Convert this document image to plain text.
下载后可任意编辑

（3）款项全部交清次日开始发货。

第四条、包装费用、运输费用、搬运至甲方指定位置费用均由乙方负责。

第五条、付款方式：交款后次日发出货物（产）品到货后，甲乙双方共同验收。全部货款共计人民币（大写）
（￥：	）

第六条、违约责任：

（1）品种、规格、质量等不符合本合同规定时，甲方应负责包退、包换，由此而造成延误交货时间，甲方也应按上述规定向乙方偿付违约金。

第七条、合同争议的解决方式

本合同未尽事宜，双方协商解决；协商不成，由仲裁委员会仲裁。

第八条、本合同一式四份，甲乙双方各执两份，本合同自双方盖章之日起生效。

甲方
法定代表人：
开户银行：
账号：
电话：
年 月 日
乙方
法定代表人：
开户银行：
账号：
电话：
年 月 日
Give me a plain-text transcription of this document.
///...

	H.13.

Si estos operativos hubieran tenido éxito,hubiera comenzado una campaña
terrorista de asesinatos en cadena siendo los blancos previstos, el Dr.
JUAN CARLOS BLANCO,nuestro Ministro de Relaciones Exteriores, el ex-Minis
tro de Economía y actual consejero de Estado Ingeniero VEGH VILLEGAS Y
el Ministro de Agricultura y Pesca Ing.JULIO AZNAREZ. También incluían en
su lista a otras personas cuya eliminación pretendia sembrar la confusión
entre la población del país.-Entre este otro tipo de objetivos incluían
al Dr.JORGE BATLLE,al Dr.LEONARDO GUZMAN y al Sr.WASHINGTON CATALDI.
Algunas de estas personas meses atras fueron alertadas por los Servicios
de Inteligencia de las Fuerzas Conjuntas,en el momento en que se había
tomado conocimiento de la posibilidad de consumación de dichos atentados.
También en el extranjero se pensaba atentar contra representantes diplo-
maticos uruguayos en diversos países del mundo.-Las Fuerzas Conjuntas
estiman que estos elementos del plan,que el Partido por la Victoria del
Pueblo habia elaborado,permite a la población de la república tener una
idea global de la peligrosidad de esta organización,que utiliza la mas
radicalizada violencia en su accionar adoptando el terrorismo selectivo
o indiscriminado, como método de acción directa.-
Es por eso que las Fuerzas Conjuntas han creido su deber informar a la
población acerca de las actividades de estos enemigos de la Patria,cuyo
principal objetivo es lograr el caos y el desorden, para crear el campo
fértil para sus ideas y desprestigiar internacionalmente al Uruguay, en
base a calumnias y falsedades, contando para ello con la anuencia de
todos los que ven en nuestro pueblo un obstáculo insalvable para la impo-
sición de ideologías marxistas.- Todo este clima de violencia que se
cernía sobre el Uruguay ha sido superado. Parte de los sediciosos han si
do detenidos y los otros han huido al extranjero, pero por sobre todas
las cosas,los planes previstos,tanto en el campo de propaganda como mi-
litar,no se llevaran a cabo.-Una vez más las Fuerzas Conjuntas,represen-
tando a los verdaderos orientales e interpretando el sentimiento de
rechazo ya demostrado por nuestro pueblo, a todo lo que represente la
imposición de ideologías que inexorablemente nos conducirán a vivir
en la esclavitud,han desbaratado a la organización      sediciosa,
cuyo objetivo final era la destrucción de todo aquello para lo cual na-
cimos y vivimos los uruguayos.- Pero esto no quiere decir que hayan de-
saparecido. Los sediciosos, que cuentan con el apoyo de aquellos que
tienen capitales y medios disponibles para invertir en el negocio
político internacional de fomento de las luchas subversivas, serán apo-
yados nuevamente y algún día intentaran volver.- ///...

★ ★ ★ ★ ★ ★ ★

Pull out each record as written and restate it exactly.

- **THE ANSWER**
Convert this document image to plain text.
下载后可任意编辑

（3）款项全部交清次日开始发货。

第四条、包装费用、运输费用、搬运至甲方指定位置费用均由乙方负责。

第五条、付款方式：交款后次日发出货物（产）品到货后，甲乙双方共同验收。全部货款共计人民币（大写）
（￥：	）

第六条、违约责任：

（1）品种、规格、质量等不符合本合同规定时，甲方应负责包退、包换，由此而造成延误交货时间，甲方也应按上述规定向乙方偿付违约金。

第七条、合同争议的解决方式

本合同未尽事宜，双方协商解决；协商不成，由仲裁委员会仲裁。

第八条、本合同一式四份，甲乙双方各执两份，本合同自双方盖章之日起生效。

甲方
法定代表人：
开户银行：
账号：
电话：
年 月 日
乙方
法定代表人：
开户银行：
账号：
电话：
年 月 日
Give me a plain-text transcription of this document.
///...

	H.13.

Si estos operativos hubieran tenido éxito,hubiera comenzado una campaña
terrorista de asesinatos en cadena siendo los blancos previstos, el Dr.
JUAN CARLOS BLANCO,nuestro Ministro de Relaciones Exteriores, el ex-Minis
tro de Economía y actual consejero de Estado Ingeniero VEGH VILLEGAS Y
el Ministro de Agricultura y Pesca Ing.JULIO AZNAREZ. También incluían en
su lista a otras personas cuya eliminación pretendia sembrar la confusión
entre la población del país.-Entre este otro tipo de objetivos incluían
al Dr.JORGE BATLLE,al Dr.LEONARDO GUZMAN y al Sr.WASHINGTON CATALDI.
Algunas de estas personas meses atras fueron alertadas por los Servicios
de Inteligencia de las Fuerzas Conjuntas,en el momento en que se había
tomado conocimiento de la posibilidad de consumación de dichos atentados.
También en el extranjero se pensaba atentar contra representantes diplo-
maticos uruguayos en diversos países del mundo.-Las Fuerzas Conjuntas
estiman que estos elementos del plan,que el Partido por la Victoria del
Pueblo habia elaborado,permite a la población de la república tener una
idea global de la peligrosidad de esta organización,que utiliza la mas
radicalizada violencia en su accionar adoptando el terrorismo selectivo
o indiscriminado, como método de acción directa.-
Es por eso que las Fuerzas Conjuntas han creido su deber informar a la
población acerca de las actividades de estos enemigos de la Patria,cuyo
principal objetivo es lograr el caos y el desorden, para crear el campo
fértil para sus ideas y desprestigiar internacionalmente al Uruguay, en
base a calumnias y falsedades, contando para ello con la anuencia de
todos los que ven en nuestro pueblo un obstáculo insalvable para la impo-
sición de ideologías marxistas.- Todo este clima de violencia que se
cernía sobre el Uruguay ha sido superado. Parte de los sediciosos han si
do detenidos y los otros han huido al extranjero, pero por sobre todas
las cosas,los planes previstos,tanto en el campo de propaganda como mi-
litar,no se llevaran a cabo.-Una vez más las Fuerzas Conjuntas,represen-
tando a los verdaderos orientales e interpretando el sentimiento de
rechazo ya demostrado por nuestro pueblo, a todo lo que represente la
imposición de ideologías que inexorablemente nos conducirán a vivir
en la esclavitud,han desbaratado a la organización      sediciosa,
cuyo objetivo final era la destrucción de todo aquello para lo cual na-
cimos y vivimos los uruguayos.- Pero esto no quiere decir que hayan de-
saparecido. Los sediciosos, que cuentan con el apoyo de aquellos que
tienen capitales y medios disponibles para invertir en el negocio
político internacional de fomento de las luchas subversivas, serán apo-
yados nuevamente y algún día intentaran volver.- ///...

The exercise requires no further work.